-- START INPUT DATA --

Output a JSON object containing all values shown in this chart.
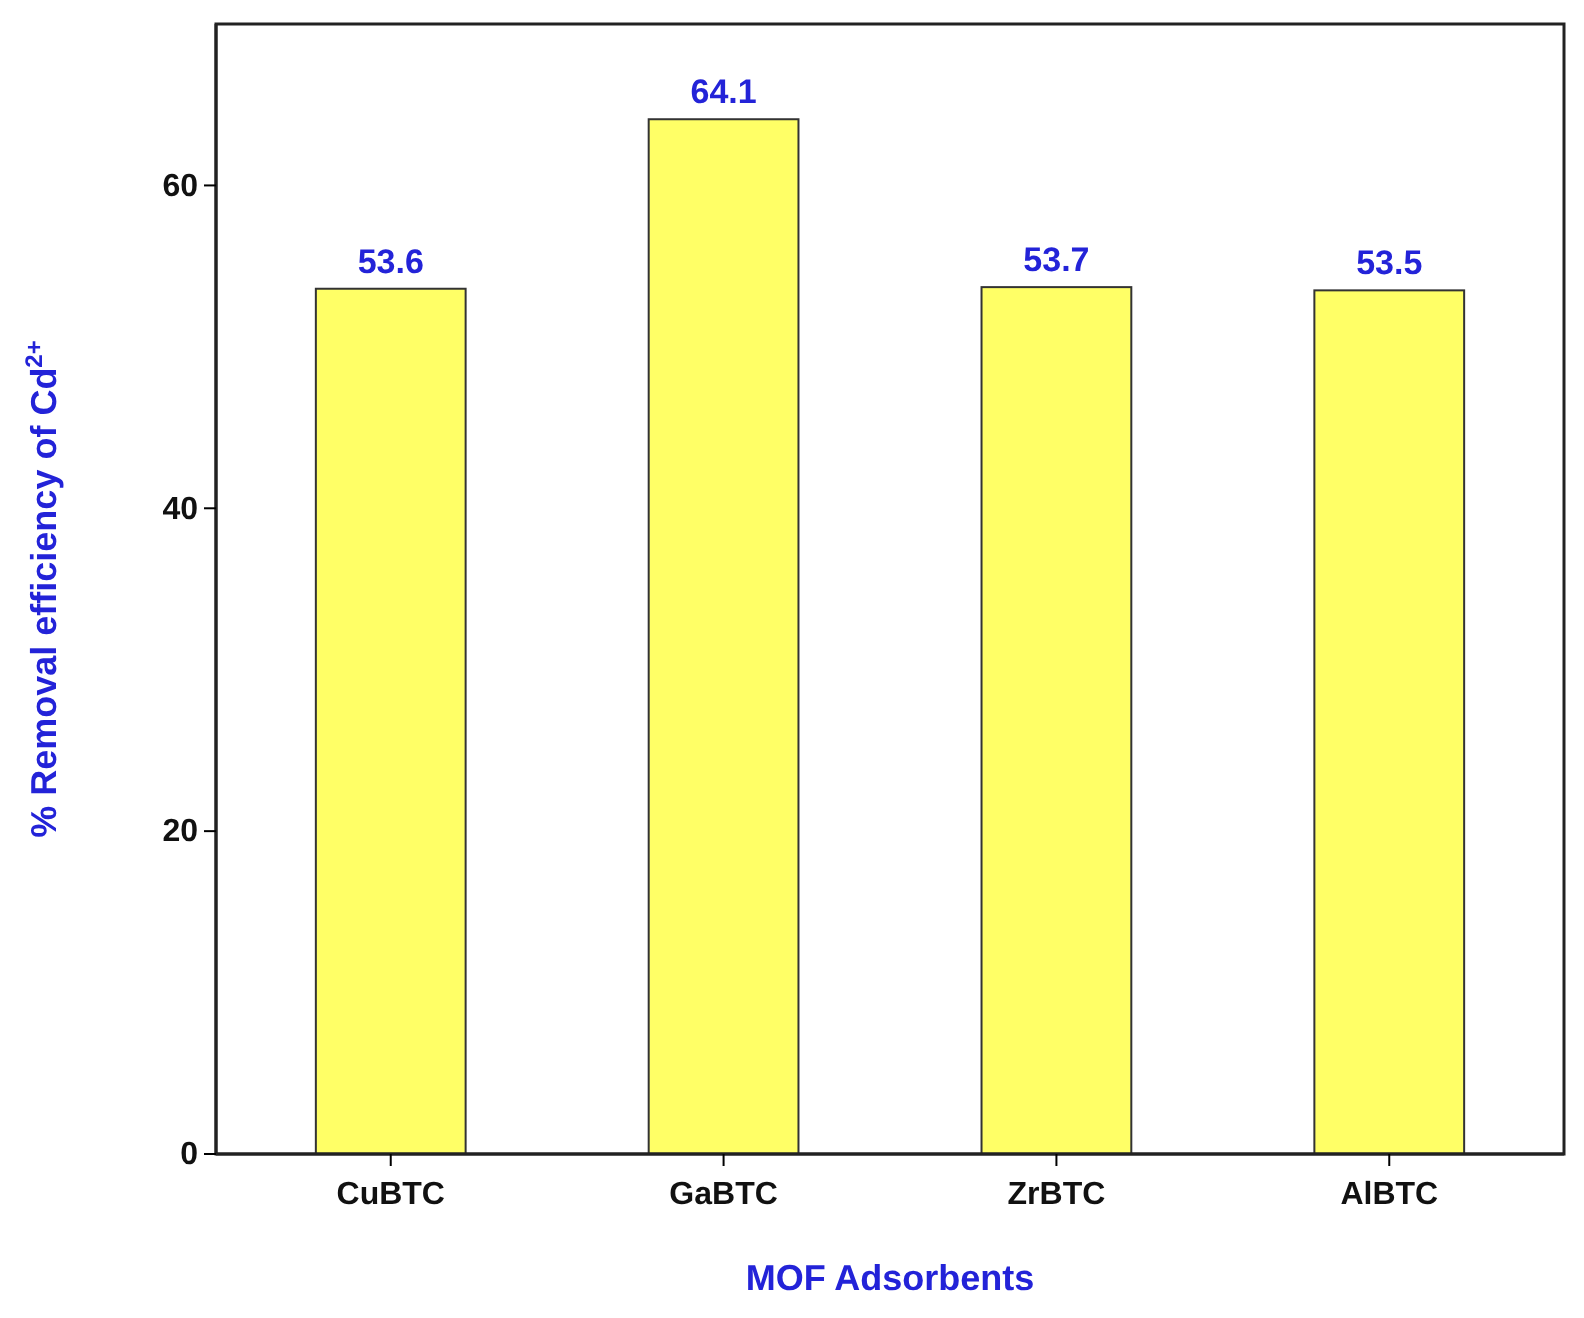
{
  "chart_data": {
    "type": "bar",
    "xlabel": "MOF Adsorbents",
    "ylabel": "% Removal efficiency of Cd$^{2+}$",
    "categories": [
      "CuBTC",
      "GaBTC",
      "ZrBTC",
      "AlBTC"
    ],
    "values": [
      53.6,
      64.1,
      53.7,
      53.5
    ],
    "color": "#ffff66",
    "ylim": [
      0,
      70
    ],
    "yticks": [
      0,
      20,
      40,
      60
    ],
    "data_labels": true,
    "grid": false
  }
}
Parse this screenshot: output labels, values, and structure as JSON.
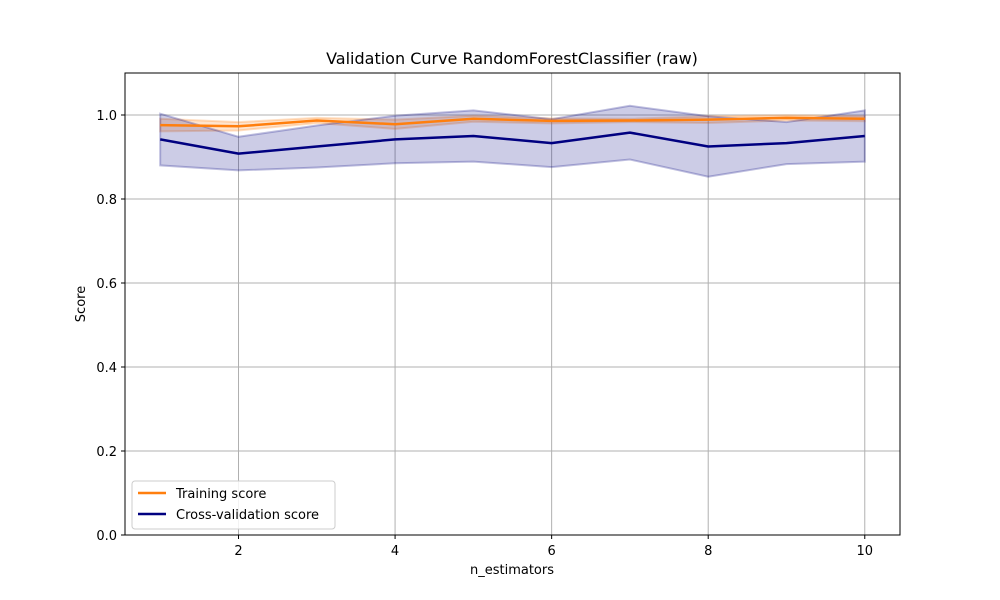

-- END INPUT DATA --

## SET PROBLEM
Retype the entries word for word. Omit any images.

## RESULT FOR THIS TASK
Output a JSON object containing all values shown in this chart.
{
  "chart_data": {
    "type": "bar",
    "xlabel": "MOF Adsorbents",
    "ylabel": "% Removal efficiency of Cd$^{2+}$",
    "categories": [
      "CuBTC",
      "GaBTC",
      "ZrBTC",
      "AlBTC"
    ],
    "values": [
      53.6,
      64.1,
      53.7,
      53.5
    ],
    "color": "#ffff66",
    "ylim": [
      0,
      70
    ],
    "yticks": [
      0,
      20,
      40,
      60
    ],
    "data_labels": true,
    "grid": false
  }
}
Parse this screenshot: output labels, values, and structure as JSON.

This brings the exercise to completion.